| Entries shown |

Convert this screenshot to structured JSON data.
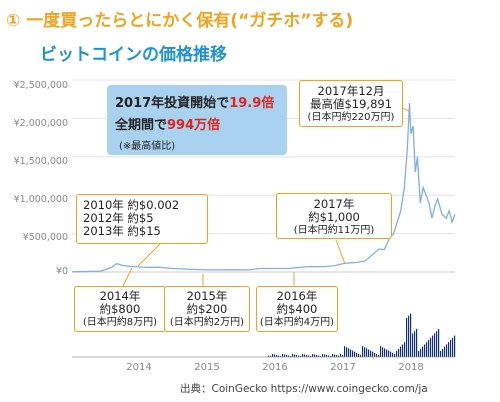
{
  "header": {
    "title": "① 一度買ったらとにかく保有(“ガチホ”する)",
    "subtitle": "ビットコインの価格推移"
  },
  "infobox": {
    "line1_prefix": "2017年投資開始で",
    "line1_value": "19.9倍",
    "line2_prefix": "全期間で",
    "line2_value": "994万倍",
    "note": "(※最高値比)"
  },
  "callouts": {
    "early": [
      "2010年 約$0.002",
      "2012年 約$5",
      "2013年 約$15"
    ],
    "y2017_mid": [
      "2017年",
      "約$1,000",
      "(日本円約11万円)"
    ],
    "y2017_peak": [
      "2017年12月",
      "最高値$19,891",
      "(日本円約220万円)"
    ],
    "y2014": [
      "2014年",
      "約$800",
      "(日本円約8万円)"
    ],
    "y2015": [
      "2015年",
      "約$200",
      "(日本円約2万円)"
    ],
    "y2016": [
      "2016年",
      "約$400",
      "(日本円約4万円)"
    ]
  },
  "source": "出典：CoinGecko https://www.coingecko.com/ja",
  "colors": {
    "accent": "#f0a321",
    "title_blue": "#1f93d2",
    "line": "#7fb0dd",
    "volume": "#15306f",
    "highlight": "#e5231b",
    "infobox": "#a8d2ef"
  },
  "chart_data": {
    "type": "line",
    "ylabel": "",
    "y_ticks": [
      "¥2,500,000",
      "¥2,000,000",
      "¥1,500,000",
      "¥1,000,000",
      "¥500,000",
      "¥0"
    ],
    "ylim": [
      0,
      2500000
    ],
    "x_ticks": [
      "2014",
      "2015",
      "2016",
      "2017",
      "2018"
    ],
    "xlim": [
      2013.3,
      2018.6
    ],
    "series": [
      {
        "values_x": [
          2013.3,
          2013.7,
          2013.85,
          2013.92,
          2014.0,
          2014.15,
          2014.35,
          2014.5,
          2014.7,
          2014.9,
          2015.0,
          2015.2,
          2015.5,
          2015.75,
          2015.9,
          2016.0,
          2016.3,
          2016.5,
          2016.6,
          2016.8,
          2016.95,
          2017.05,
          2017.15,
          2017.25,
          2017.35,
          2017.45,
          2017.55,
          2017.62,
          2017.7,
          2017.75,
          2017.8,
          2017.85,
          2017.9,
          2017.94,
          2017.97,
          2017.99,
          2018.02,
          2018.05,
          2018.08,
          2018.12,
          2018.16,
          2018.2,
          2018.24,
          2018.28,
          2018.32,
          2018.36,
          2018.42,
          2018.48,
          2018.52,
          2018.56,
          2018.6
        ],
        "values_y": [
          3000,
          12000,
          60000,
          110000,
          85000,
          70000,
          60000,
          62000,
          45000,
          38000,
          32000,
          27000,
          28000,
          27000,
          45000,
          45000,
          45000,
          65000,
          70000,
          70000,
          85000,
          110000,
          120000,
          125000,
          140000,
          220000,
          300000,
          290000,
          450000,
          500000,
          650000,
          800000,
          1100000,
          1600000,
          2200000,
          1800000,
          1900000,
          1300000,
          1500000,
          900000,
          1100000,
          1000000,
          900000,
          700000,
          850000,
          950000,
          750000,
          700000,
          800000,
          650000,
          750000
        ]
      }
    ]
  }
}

--

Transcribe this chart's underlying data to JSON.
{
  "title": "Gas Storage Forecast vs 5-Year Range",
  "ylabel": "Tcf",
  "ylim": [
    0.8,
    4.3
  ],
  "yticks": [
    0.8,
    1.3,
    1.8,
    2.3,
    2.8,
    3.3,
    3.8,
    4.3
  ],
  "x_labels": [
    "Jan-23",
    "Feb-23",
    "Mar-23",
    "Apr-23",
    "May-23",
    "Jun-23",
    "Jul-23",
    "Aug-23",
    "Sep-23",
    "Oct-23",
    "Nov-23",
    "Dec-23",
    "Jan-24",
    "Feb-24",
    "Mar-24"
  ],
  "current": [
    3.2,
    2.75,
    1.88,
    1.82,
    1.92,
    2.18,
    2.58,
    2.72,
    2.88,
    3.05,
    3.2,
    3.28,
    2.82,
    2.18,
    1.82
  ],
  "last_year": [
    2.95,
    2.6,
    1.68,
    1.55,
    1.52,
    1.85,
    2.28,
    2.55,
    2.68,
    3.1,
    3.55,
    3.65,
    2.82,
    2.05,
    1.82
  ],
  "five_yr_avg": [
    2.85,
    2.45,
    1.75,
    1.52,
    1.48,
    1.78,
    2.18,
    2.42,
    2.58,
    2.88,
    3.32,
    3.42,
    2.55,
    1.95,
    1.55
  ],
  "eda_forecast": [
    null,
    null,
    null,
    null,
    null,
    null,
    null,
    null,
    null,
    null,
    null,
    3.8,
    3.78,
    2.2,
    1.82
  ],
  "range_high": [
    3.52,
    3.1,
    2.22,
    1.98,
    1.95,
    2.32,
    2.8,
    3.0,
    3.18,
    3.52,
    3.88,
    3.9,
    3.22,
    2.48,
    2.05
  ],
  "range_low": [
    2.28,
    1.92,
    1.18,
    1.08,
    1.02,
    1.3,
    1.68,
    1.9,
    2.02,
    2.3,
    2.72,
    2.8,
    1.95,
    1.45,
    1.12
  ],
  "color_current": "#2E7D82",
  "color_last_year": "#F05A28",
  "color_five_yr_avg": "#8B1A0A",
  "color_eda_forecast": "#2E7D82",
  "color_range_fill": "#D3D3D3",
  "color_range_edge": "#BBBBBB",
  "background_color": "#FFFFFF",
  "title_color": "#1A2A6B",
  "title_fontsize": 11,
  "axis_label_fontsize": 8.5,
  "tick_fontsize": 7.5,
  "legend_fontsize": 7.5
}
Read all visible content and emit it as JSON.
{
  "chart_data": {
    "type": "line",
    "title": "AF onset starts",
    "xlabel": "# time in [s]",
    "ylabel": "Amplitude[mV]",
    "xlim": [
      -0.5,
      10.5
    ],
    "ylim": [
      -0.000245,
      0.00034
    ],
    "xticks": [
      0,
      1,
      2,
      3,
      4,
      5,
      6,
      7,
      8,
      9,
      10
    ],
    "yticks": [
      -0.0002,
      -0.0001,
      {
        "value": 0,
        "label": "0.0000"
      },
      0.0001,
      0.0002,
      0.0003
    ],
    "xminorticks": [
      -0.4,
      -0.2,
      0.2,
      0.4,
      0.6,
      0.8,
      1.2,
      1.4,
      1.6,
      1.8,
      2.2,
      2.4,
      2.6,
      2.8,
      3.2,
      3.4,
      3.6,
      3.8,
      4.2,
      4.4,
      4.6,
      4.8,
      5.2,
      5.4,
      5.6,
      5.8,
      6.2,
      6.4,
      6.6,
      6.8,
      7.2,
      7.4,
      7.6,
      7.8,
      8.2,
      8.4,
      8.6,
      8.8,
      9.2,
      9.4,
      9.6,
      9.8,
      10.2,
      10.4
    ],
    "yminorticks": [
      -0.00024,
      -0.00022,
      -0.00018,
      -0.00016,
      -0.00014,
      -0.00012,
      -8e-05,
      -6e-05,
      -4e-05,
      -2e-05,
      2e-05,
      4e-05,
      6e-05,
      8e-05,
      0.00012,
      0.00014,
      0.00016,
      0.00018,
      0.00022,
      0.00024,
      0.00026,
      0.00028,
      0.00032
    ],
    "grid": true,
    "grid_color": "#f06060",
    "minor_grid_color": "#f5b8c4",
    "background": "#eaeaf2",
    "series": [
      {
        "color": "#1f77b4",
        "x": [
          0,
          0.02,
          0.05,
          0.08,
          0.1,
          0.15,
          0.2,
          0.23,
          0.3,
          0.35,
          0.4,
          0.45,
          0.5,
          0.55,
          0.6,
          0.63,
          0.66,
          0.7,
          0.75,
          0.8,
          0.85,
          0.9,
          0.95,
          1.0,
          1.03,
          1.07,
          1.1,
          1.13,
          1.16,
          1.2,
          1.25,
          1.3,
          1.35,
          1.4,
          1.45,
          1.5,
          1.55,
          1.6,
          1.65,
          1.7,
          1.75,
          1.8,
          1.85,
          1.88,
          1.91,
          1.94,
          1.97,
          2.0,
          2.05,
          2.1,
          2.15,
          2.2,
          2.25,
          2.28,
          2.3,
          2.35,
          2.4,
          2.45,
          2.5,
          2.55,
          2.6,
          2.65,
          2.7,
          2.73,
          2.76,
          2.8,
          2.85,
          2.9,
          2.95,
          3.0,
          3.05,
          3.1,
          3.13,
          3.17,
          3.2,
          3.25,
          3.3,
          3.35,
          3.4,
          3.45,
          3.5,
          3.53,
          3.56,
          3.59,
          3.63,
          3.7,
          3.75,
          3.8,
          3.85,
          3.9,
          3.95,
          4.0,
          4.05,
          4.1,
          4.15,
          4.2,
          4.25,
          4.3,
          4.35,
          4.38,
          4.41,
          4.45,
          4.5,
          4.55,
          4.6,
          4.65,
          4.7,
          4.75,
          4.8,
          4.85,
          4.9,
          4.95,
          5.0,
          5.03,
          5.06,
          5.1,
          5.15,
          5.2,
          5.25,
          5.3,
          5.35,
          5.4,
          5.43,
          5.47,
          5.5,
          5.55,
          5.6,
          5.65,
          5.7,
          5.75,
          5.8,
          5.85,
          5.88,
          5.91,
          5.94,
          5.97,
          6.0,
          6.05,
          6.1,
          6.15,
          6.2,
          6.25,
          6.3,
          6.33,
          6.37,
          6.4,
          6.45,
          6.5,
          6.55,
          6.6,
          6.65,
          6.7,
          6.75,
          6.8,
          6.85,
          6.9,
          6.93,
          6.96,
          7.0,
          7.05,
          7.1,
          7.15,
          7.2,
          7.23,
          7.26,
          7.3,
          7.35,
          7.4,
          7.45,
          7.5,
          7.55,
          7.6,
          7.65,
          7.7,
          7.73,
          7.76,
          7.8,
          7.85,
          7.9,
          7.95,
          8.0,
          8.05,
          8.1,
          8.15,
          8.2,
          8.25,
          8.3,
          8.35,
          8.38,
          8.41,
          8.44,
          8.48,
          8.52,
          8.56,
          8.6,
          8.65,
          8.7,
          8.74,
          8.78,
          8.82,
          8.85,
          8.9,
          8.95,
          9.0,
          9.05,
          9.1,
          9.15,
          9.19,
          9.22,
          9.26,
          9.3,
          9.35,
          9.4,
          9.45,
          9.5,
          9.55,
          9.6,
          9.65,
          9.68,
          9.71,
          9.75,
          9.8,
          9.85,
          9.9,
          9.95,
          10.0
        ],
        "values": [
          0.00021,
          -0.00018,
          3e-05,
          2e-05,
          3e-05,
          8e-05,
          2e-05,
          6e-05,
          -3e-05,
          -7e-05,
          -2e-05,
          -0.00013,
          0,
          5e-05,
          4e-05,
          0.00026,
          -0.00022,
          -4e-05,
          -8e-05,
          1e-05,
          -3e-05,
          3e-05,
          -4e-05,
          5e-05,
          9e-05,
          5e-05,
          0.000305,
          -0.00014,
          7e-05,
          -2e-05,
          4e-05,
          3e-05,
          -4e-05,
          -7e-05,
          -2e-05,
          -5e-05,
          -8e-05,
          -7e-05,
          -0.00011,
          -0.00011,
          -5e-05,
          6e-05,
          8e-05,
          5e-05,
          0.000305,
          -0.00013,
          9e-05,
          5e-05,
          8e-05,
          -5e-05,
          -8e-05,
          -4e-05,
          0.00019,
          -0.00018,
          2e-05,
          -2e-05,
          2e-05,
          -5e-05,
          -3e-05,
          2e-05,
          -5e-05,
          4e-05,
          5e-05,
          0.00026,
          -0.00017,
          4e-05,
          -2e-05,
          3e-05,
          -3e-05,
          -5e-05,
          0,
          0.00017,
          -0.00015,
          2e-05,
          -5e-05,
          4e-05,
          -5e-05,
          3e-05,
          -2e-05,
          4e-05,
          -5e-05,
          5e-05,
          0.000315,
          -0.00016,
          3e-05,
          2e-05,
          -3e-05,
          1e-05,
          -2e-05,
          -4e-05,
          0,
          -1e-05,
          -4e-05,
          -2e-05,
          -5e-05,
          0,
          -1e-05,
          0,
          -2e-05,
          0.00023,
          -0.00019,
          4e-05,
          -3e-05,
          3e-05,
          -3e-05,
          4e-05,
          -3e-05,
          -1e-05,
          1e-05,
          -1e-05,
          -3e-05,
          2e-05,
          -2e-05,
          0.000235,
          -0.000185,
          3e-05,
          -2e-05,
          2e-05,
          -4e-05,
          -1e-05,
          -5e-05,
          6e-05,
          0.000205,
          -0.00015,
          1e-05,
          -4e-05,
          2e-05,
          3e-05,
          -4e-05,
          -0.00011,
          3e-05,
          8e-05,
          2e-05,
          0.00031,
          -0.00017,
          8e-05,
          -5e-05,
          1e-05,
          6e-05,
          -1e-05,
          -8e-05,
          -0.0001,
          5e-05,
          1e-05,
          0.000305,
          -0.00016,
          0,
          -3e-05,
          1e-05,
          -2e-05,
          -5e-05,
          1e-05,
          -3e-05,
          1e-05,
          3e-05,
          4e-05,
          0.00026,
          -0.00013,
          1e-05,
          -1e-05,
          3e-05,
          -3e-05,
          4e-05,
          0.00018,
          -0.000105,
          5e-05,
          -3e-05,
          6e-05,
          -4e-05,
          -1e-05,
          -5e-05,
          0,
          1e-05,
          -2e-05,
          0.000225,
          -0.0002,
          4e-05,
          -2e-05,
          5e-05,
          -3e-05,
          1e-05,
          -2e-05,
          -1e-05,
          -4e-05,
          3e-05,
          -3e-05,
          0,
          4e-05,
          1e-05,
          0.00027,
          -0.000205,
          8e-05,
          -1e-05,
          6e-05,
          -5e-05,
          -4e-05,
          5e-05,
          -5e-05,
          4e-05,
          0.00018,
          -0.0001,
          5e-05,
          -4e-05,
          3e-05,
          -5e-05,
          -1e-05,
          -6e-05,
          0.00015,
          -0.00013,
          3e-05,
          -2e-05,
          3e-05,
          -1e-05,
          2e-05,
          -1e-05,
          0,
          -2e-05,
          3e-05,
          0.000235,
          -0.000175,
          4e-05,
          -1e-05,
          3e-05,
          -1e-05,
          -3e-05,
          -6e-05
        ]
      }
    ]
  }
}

---

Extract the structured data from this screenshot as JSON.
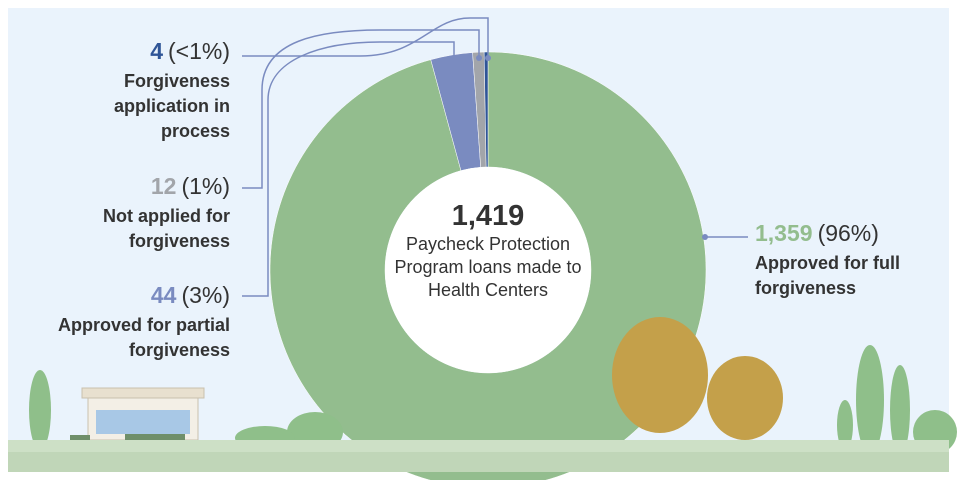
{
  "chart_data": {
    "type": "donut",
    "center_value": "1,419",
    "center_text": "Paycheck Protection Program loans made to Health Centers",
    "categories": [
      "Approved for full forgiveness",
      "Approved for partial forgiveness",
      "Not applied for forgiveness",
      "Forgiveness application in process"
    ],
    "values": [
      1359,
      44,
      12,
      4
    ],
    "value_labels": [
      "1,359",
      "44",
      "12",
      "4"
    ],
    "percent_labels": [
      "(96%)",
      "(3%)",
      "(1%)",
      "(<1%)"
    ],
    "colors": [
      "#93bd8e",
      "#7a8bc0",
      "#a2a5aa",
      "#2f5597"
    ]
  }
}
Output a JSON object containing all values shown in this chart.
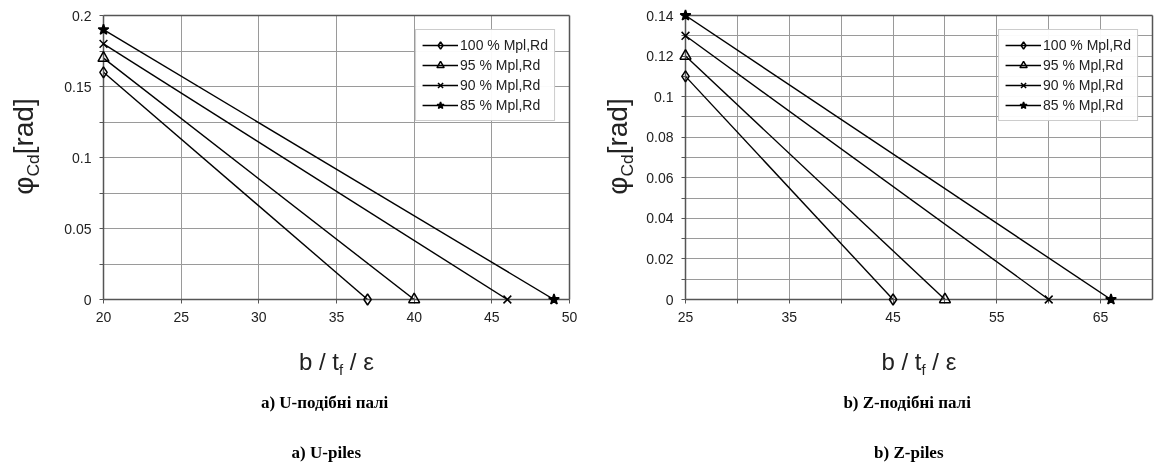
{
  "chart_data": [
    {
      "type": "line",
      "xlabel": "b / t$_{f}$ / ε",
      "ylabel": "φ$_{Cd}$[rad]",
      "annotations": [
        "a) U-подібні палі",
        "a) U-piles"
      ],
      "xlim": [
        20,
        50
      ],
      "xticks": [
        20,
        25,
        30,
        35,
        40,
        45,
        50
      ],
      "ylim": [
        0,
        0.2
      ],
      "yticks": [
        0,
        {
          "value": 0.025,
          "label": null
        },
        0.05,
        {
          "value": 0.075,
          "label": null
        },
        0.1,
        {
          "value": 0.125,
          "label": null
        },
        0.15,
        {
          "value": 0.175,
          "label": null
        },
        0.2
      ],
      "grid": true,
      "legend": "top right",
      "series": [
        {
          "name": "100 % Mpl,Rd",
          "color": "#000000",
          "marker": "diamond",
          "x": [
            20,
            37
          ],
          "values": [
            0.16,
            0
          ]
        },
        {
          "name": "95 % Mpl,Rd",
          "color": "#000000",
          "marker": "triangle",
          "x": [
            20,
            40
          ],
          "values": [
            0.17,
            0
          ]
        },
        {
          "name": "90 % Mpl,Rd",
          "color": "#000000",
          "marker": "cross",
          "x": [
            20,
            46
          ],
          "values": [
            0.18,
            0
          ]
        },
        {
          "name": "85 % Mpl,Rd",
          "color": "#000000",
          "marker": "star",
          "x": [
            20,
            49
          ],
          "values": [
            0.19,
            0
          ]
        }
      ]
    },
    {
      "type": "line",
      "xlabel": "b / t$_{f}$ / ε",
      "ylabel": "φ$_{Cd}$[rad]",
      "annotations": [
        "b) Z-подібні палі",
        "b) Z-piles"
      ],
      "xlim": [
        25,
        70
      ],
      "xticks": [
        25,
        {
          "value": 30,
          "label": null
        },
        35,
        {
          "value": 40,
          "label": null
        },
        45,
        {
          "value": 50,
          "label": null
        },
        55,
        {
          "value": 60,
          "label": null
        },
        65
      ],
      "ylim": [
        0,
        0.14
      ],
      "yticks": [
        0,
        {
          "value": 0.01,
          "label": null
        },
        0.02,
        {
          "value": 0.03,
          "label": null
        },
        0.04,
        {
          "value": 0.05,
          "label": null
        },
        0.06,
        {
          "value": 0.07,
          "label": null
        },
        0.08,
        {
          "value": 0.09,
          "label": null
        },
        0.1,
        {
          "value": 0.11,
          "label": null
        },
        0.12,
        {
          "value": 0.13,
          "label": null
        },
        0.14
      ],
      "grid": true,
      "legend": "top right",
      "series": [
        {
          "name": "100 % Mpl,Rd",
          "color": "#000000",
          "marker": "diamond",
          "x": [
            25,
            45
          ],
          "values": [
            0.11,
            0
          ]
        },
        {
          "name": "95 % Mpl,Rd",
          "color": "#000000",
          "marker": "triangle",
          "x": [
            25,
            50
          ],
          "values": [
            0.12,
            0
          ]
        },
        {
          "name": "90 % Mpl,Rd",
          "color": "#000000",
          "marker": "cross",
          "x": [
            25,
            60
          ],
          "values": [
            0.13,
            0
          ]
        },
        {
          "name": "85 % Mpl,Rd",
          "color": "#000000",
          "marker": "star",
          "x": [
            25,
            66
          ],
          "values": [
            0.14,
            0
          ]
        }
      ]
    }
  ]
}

| Exercise directions |
Where a line above includes "screenshot", copy that line.

| Output for this task |
Convert this screenshot to structured JSON data.
Extract the structured data from this screenshot as JSON.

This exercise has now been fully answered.